> **GIVEN EXERCISE**
Sift the material for lines containing "powered", and return them.

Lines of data

* * * * * * *

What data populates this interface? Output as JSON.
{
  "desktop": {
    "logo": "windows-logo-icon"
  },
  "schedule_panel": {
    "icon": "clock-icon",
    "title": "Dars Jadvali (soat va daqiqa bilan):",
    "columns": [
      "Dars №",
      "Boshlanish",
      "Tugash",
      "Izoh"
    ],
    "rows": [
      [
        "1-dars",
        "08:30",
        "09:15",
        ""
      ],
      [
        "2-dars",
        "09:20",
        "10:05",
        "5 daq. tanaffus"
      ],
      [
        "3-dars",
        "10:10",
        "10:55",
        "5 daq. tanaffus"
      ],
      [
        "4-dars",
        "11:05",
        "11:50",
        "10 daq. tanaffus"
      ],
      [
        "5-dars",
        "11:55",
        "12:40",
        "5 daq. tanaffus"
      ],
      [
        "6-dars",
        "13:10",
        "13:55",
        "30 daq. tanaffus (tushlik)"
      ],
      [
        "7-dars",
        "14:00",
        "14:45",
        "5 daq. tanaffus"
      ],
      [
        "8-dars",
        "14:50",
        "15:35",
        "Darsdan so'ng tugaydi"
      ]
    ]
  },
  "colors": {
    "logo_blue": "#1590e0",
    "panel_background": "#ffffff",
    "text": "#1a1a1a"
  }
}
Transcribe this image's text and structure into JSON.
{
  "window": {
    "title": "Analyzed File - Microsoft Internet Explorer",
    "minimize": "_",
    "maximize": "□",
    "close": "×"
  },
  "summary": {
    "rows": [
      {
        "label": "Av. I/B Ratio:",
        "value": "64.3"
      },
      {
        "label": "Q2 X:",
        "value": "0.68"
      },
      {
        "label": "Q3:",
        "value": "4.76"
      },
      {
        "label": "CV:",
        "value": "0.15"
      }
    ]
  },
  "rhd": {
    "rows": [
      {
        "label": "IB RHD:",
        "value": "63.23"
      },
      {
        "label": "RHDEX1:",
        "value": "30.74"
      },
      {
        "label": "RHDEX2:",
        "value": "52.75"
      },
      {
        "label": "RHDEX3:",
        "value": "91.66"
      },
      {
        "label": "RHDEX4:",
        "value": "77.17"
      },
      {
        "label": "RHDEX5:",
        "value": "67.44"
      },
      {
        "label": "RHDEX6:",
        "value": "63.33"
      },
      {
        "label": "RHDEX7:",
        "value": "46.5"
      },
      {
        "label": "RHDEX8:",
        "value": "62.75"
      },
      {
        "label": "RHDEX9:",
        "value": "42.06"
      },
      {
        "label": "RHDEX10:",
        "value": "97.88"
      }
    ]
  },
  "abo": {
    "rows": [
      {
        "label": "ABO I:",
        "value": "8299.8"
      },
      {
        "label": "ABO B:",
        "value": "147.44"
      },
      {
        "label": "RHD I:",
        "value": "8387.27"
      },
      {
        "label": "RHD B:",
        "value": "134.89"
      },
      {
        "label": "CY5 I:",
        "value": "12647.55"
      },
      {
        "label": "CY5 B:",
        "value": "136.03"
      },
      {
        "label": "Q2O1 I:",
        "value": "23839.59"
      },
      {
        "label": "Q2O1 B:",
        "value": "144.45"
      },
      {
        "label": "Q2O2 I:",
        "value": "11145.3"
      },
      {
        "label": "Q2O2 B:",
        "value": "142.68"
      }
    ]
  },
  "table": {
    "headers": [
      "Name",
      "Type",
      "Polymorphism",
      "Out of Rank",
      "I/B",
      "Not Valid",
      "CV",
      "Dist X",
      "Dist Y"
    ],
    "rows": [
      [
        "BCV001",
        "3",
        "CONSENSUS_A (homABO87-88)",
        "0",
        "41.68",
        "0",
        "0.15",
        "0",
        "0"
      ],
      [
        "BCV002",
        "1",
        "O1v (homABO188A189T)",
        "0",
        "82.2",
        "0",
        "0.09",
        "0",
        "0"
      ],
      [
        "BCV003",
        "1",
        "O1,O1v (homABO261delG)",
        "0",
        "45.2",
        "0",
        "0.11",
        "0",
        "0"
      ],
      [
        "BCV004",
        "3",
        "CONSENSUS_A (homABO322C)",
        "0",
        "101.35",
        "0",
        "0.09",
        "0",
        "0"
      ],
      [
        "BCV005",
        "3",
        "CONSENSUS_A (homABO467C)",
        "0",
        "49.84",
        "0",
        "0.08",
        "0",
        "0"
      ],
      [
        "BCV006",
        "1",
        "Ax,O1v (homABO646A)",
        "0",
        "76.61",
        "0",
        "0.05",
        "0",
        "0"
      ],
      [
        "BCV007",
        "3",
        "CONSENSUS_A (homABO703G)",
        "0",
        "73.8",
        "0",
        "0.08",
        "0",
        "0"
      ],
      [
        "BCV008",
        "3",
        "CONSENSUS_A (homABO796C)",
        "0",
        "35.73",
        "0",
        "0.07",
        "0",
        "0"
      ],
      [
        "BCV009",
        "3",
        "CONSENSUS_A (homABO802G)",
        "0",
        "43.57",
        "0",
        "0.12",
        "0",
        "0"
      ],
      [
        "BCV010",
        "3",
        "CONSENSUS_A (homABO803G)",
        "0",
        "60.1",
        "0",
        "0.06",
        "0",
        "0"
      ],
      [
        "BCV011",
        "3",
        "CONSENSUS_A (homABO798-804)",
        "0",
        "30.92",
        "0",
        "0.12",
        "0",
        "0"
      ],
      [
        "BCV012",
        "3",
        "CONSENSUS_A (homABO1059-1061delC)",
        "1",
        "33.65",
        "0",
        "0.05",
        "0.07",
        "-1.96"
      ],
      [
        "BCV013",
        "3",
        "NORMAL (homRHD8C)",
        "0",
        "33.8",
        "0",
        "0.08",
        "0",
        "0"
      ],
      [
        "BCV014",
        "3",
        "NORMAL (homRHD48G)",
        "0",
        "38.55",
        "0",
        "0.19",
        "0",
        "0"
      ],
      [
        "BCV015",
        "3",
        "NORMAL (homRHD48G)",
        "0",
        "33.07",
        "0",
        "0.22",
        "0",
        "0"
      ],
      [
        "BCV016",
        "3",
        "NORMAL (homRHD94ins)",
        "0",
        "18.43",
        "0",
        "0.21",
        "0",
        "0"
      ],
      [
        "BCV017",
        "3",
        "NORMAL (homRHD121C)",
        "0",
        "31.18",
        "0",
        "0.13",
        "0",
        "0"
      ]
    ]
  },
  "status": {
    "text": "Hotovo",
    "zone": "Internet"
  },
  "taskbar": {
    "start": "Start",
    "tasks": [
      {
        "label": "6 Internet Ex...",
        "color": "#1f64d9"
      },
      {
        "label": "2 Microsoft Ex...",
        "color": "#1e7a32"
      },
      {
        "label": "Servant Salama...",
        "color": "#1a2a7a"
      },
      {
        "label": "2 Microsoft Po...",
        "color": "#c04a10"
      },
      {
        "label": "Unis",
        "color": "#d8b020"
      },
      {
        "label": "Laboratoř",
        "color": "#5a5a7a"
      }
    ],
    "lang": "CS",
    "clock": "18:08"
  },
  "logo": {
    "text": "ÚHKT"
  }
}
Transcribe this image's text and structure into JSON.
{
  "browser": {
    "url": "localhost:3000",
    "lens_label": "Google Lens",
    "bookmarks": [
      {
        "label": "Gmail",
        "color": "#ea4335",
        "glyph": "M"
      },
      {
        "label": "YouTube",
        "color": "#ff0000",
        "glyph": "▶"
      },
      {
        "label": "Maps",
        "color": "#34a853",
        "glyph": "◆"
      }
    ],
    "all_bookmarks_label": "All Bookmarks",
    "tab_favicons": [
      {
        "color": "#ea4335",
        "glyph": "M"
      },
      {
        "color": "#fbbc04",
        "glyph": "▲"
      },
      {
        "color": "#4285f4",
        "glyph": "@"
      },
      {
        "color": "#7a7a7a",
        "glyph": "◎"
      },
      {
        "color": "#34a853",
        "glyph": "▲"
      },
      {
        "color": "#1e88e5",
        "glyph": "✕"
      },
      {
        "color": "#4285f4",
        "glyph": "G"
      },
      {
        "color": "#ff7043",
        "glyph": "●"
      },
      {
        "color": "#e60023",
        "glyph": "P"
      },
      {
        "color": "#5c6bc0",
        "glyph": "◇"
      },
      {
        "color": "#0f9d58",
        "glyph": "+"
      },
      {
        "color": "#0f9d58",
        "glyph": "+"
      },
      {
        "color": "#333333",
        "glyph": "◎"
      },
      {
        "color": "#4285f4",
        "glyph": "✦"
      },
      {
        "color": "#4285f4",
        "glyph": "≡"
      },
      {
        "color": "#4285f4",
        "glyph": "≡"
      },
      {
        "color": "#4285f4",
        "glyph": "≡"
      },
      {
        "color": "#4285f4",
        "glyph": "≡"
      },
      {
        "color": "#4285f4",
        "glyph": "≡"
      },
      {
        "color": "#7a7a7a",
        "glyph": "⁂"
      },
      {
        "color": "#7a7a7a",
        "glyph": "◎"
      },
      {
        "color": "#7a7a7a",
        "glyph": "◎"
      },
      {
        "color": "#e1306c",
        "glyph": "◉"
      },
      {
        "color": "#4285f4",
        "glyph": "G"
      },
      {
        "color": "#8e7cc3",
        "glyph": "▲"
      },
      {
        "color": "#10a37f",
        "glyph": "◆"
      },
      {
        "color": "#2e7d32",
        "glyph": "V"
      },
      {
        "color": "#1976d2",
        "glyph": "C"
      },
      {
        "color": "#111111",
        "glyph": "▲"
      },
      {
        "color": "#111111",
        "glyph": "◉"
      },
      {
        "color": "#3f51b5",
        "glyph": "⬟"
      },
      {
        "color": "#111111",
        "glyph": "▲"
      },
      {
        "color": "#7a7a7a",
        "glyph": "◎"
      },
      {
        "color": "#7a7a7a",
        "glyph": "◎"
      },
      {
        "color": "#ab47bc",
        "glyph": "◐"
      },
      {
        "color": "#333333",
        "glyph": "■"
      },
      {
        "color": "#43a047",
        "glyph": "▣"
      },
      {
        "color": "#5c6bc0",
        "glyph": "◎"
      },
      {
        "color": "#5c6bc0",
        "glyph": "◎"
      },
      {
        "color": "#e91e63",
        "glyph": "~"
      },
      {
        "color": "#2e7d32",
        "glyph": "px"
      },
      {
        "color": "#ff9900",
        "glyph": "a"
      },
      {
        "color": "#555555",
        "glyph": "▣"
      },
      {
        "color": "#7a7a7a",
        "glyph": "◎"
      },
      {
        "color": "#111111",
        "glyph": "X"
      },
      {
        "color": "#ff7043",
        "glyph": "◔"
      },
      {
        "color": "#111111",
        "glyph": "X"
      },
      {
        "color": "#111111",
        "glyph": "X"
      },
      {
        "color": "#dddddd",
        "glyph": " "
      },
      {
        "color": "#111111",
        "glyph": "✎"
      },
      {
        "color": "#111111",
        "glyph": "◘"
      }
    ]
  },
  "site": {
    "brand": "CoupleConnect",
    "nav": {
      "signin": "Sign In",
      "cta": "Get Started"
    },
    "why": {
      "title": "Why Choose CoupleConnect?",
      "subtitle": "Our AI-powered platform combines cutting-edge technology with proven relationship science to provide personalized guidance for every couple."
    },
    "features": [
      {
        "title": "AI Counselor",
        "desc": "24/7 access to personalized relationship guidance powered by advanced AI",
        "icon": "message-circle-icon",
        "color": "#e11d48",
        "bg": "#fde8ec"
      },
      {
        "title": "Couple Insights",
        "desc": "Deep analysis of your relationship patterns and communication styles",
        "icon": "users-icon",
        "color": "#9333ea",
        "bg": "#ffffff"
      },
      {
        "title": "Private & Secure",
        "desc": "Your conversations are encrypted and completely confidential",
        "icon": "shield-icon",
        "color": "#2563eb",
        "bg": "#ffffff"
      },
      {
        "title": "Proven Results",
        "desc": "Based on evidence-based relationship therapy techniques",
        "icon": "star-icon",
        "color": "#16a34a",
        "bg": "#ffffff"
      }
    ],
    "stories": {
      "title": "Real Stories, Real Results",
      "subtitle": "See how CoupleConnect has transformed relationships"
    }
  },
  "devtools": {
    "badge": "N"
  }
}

* * * * * * *

> **EXERCISE SOLUTION**
      "subtitle": "Our AI-powered platform combines cutting-edge technology with proven relationship science to provide personalized guidance for every couple."
        "desc": "24/7 access to personalized relationship guidance powered by advanced AI",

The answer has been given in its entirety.